• [TASK GOAL]: Retype the full set of records. Keep every character identical.

Dataset entries:
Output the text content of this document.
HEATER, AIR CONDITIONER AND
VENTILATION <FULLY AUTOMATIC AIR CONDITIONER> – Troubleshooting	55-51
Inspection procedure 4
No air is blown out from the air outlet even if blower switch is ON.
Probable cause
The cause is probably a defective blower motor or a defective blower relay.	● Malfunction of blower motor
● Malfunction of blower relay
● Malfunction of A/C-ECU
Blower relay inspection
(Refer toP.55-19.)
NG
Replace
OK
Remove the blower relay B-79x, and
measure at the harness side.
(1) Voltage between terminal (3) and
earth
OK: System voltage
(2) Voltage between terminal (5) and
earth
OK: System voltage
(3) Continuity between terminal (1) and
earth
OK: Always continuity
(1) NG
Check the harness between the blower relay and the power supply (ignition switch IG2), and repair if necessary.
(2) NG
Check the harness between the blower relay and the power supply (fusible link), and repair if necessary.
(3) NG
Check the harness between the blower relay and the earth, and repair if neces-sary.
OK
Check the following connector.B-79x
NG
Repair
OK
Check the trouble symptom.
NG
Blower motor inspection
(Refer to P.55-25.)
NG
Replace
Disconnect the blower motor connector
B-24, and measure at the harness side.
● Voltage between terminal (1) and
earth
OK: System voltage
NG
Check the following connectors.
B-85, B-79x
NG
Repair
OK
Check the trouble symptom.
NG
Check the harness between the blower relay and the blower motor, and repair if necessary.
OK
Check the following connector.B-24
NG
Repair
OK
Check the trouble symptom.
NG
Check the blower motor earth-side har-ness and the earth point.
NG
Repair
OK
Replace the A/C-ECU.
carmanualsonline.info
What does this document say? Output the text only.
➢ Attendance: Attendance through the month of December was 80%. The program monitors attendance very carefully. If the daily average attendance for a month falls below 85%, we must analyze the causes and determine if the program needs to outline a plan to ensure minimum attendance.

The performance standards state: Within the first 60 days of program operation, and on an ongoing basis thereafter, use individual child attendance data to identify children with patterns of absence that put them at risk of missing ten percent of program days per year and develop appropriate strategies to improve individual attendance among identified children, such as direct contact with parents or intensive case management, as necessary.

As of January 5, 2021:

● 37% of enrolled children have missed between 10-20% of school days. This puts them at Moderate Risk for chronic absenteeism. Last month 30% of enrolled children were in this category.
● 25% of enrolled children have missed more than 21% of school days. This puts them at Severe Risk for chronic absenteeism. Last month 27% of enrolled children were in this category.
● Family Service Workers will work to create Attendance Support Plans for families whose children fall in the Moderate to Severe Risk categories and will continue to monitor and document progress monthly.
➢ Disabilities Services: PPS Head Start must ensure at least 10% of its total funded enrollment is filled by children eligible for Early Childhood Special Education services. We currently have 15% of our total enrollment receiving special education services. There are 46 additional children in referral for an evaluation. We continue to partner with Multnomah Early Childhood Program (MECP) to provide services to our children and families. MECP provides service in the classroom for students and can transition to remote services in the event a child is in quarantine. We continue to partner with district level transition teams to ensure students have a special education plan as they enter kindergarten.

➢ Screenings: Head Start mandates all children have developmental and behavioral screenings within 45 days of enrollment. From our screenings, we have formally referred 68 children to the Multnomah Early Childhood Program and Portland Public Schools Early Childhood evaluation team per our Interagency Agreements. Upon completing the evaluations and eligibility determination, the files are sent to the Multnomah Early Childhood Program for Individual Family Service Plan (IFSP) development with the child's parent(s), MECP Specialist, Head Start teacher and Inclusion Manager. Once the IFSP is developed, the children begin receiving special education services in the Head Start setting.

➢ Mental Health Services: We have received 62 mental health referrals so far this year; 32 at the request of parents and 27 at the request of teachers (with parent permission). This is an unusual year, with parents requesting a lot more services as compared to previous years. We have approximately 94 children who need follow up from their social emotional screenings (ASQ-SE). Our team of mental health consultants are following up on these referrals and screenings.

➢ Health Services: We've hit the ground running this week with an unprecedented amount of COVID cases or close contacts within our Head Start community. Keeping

• [RESULT OF THIS EXERCISE]:
Output the text content of this document.
HEATER, AIR CONDITIONER AND
VENTILATION <FULLY AUTOMATIC AIR CONDITIONER> – Troubleshooting	55-51
Inspection procedure 4
No air is blown out from the air outlet even if blower switch is ON.
Probable cause
The cause is probably a defective blower motor or a defective blower relay.	● Malfunction of blower motor
● Malfunction of blower relay
● Malfunction of A/C-ECU
Blower relay inspection
(Refer toP.55-19.)
NG
Replace
OK
Remove the blower relay B-79x, and
measure at the harness side.
(1) Voltage between terminal (3) and
earth
OK: System voltage
(2) Voltage between terminal (5) and
earth
OK: System voltage
(3) Continuity between terminal (1) and
earth
OK: Always continuity
(1) NG
Check the harness between the blower relay and the power supply (ignition switch IG2), and repair if necessary.
(2) NG
Check the harness between the blower relay and the power supply (fusible link), and repair if necessary.
(3) NG
Check the harness between the blower relay and the earth, and repair if neces-sary.
OK
Check the following connector.B-79x
NG
Repair
OK
Check the trouble symptom.
NG
Blower motor inspection
(Refer to P.55-25.)
NG
Replace
Disconnect the blower motor connector
B-24, and measure at the harness side.
● Voltage between terminal (1) and
earth
OK: System voltage
NG
Check the following connectors.
B-85, B-79x
NG
Repair
OK
Check the trouble symptom.
NG
Check the harness between the blower relay and the blower motor, and repair if necessary.
OK
Check the following connector.B-24
NG
Repair
OK
Check the trouble symptom.
NG
Check the blower motor earth-side har-ness and the earth point.
NG
Repair
OK
Replace the A/C-ECU.
carmanualsonline.info
What does this document say? Output the text only.
➢ Attendance: Attendance through the month of December was 80%. The program monitors attendance very carefully. If the daily average attendance for a month falls below 85%, we must analyze the causes and determine if the program needs to outline a plan to ensure minimum attendance.

The performance standards state: Within the first 60 days of program operation, and on an ongoing basis thereafter, use individual child attendance data to identify children with patterns of absence that put them at risk of missing ten percent of program days per year and develop appropriate strategies to improve individual attendance among identified children, such as direct contact with parents or intensive case management, as necessary.

As of January 5, 2021:

● 37% of enrolled children have missed between 10-20% of school days. This puts them at Moderate Risk for chronic absenteeism. Last month 30% of enrolled children were in this category.
● 25% of enrolled children have missed more than 21% of school days. This puts them at Severe Risk for chronic absenteeism. Last month 27% of enrolled children were in this category.
● Family Service Workers will work to create Attendance Support Plans for families whose children fall in the Moderate to Severe Risk categories and will continue to monitor and document progress monthly.
➢ Disabilities Services: PPS Head Start must ensure at least 10% of its total funded enrollment is filled by children eligible for Early Childhood Special Education services. We currently have 15% of our total enrollment receiving special education services. There are 46 additional children in referral for an evaluation. We continue to partner with Multnomah Early Childhood Program (MECP) to provide services to our children and families. MECP provides service in the classroom for students and can transition to remote services in the event a child is in quarantine. We continue to partner with district level transition teams to ensure students have a special education plan as they enter kindergarten.

➢ Screenings: Head Start mandates all children have developmental and behavioral screenings within 45 days of enrollment. From our screenings, we have formally referred 68 children to the Multnomah Early Childhood Program and Portland Public Schools Early Childhood evaluation team per our Interagency Agreements. Upon completing the evaluations and eligibility determination, the files are sent to the Multnomah Early Childhood Program for Individual Family Service Plan (IFSP) development with the child's parent(s), MECP Specialist, Head Start teacher and Inclusion Manager. Once the IFSP is developed, the children begin receiving special education services in the Head Start setting.

➢ Mental Health Services: We have received 62 mental health referrals so far this year; 32 at the request of parents and 27 at the request of teachers (with parent permission). This is an unusual year, with parents requesting a lot more services as compared to previous years. We have approximately 94 children who need follow up from their social emotional screenings (ASQ-SE). Our team of mental health consultants are following up on these referrals and screenings.

➢ Health Services: We've hit the ground running this week with an unprecedented amount of COVID cases or close contacts within our Head Start community. Keeping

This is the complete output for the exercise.